═══ INPUT MATERIAL

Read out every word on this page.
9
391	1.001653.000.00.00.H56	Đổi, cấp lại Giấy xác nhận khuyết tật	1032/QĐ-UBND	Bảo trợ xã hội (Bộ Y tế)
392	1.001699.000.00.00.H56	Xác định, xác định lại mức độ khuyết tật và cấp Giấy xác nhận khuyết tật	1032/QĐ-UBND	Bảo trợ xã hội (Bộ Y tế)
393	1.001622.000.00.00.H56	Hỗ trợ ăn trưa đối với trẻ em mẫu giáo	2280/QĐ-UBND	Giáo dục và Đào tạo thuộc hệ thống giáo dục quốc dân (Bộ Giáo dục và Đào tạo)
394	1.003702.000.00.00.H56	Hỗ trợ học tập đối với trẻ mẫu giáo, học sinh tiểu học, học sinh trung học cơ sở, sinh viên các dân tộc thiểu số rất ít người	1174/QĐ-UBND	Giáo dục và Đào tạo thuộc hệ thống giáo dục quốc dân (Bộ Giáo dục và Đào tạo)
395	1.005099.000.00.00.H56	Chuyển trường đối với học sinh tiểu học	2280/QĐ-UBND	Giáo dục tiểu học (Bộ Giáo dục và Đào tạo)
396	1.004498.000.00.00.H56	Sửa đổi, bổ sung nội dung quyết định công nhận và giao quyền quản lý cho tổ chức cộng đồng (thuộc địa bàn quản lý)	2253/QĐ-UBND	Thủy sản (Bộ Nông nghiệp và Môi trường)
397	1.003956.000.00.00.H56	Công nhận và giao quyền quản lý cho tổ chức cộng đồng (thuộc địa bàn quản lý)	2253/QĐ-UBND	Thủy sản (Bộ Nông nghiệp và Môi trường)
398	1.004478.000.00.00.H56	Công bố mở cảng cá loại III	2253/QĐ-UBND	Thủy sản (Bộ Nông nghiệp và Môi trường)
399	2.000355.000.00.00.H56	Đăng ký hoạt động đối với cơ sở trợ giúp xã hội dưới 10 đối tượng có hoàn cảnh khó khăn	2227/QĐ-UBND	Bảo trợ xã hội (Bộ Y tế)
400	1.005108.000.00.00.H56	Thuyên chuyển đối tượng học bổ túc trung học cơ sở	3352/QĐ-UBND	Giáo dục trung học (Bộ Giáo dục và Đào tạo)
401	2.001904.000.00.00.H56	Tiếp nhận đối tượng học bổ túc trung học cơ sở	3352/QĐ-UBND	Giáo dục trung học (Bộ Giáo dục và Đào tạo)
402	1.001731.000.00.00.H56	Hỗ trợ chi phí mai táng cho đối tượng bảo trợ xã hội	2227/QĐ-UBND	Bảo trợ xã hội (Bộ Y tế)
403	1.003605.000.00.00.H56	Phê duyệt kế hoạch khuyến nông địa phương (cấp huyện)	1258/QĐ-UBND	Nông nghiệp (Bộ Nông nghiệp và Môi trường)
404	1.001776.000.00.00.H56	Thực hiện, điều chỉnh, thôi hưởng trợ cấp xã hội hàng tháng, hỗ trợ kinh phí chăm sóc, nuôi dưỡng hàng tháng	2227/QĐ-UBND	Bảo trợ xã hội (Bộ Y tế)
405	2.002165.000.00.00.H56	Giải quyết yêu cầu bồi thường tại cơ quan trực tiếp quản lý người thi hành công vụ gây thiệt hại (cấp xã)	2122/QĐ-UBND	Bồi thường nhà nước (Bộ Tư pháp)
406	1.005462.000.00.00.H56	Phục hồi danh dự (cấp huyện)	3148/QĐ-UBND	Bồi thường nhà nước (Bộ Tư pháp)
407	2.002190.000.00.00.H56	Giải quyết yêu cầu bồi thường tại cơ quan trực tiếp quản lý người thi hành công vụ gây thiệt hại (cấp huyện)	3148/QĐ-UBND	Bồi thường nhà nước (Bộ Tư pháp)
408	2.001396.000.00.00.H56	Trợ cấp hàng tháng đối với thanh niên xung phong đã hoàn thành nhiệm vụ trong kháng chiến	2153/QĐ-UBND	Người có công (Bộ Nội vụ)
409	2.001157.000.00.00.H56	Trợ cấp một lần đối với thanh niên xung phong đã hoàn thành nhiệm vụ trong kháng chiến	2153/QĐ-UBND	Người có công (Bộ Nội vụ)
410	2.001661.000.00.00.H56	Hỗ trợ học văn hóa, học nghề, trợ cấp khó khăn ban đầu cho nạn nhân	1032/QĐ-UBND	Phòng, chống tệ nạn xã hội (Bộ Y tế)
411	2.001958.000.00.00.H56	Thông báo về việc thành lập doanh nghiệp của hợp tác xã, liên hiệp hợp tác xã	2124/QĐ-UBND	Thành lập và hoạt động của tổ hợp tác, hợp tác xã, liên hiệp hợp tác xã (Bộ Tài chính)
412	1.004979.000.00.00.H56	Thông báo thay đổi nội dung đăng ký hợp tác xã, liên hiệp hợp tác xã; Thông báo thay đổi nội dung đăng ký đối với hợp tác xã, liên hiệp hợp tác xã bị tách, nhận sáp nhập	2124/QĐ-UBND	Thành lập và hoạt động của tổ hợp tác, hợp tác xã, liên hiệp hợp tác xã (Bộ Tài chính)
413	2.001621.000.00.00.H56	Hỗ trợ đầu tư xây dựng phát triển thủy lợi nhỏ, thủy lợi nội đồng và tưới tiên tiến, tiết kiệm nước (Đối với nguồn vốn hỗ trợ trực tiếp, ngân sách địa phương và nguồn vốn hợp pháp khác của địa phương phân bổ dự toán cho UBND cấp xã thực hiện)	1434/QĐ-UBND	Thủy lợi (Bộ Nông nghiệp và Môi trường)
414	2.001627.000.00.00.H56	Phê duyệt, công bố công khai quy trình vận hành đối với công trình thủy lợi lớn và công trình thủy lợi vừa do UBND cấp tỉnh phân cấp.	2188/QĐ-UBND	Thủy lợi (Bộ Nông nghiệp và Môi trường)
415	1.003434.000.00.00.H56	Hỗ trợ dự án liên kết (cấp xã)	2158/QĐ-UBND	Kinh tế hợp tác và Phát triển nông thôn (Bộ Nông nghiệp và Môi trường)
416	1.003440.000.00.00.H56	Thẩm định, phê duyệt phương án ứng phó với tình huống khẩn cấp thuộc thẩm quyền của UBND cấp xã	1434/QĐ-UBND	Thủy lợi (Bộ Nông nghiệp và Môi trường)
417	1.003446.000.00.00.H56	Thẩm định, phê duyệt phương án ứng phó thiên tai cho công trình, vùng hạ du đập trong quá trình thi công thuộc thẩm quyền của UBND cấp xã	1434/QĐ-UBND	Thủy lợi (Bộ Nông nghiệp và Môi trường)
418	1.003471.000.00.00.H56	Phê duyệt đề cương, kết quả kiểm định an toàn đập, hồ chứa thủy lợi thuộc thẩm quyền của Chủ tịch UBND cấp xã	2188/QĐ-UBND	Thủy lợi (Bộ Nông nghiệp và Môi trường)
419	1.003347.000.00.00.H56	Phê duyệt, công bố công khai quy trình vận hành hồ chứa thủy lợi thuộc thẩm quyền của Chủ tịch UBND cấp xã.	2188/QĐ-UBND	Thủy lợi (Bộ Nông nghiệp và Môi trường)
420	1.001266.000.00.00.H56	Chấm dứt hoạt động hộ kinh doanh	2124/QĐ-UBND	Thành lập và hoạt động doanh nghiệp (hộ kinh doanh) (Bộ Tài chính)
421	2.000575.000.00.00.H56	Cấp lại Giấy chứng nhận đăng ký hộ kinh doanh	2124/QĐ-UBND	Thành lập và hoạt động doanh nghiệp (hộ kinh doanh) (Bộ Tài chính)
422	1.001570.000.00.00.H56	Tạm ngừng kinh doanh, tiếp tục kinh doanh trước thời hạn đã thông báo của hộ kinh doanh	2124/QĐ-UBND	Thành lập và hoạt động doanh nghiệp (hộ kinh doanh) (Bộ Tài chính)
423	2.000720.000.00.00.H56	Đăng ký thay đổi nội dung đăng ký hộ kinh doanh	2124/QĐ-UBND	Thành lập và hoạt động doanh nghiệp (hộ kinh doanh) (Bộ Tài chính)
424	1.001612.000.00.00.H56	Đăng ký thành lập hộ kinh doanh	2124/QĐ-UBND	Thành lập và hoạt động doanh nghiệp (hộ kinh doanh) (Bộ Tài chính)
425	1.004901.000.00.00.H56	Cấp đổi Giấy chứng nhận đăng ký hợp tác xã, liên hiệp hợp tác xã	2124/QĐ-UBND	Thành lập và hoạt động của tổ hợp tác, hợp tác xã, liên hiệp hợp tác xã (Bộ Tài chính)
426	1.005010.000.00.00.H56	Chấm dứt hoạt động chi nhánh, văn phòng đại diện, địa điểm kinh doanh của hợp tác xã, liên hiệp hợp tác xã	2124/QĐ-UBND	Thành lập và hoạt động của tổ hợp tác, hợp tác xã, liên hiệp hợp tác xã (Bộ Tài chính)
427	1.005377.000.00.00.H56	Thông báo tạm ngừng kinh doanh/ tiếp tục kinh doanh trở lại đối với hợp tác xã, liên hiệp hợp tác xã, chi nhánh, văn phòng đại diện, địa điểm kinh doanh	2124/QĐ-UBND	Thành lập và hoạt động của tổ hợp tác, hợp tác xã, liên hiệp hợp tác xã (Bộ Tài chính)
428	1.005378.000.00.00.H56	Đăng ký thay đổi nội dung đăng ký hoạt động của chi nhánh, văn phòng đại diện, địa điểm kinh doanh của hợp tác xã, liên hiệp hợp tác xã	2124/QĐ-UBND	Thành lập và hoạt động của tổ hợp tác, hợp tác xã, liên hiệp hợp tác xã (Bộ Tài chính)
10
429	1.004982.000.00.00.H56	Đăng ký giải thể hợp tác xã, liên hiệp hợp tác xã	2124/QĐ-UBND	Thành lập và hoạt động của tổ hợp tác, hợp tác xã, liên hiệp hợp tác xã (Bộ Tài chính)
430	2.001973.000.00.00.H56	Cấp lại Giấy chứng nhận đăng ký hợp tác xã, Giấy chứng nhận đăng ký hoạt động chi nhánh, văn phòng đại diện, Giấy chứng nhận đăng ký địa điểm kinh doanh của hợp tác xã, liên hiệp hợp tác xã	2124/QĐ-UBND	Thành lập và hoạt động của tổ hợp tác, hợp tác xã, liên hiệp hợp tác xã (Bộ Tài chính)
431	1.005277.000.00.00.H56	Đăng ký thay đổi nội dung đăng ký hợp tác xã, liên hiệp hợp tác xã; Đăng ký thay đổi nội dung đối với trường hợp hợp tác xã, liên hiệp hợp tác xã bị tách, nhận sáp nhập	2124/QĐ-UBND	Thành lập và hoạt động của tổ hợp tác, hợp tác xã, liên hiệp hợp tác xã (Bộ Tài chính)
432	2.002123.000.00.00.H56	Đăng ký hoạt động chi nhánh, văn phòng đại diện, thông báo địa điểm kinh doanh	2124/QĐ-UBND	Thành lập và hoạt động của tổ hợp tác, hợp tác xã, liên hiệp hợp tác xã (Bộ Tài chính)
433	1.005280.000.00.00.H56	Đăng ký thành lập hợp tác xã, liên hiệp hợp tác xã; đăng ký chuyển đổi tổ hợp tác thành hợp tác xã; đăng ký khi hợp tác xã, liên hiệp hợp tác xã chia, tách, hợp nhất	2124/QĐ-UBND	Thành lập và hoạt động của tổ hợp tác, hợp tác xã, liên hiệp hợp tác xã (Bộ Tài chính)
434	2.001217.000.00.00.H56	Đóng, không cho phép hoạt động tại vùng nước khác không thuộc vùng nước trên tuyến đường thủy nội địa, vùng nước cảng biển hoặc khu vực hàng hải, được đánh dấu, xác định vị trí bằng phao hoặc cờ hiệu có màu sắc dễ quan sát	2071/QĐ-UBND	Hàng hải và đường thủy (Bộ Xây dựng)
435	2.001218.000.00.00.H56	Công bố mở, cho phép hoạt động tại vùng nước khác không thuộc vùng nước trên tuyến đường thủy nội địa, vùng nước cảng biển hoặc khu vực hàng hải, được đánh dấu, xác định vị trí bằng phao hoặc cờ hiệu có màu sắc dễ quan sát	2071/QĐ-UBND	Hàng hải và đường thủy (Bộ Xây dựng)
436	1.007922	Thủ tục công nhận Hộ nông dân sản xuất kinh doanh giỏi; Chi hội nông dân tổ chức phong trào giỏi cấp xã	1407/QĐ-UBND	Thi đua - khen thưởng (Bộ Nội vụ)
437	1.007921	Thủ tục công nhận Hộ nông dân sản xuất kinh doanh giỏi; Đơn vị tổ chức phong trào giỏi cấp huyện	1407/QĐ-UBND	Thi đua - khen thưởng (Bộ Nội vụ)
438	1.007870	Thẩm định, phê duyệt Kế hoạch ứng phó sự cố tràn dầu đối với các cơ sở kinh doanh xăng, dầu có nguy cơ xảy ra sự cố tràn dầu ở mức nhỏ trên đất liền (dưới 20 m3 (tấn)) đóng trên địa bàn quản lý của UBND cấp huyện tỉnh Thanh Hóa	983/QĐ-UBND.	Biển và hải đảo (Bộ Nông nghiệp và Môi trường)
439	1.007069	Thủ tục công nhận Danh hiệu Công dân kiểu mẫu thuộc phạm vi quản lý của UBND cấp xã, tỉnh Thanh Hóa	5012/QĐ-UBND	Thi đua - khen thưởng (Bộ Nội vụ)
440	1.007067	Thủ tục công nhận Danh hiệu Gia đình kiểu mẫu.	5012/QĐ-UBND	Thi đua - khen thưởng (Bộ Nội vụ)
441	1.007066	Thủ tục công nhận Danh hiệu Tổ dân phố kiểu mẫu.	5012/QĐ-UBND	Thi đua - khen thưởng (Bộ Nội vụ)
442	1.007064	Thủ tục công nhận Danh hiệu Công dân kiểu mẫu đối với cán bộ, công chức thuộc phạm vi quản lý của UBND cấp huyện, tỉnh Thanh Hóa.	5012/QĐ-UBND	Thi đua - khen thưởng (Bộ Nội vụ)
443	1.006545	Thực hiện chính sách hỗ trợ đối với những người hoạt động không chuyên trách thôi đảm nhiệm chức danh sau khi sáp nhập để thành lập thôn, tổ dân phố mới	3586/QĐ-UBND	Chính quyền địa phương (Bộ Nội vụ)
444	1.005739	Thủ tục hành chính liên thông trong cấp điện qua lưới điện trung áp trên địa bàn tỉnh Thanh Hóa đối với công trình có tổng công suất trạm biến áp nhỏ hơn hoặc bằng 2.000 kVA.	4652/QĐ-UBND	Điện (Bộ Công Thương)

══════

**STATED GOAL**
Using the listing above, gather each line that holds the string "niên" and copy it.

**ANSWER TO THE TASK**
408	2.001396.000.00.00.H56	Trợ cấp hàng tháng đối với thanh niên xung phong đã hoàn thành nhiệm vụ trong kháng chiến	2153/QĐ-UBND	Người có công (Bộ Nội vụ)
409	2.001157.000.00.00.H56	Trợ cấp một lần đối với thanh niên xung phong đã hoàn thành nhiệm vụ trong kháng chiến	2153/QĐ-UBND	Người có công (Bộ Nội vụ)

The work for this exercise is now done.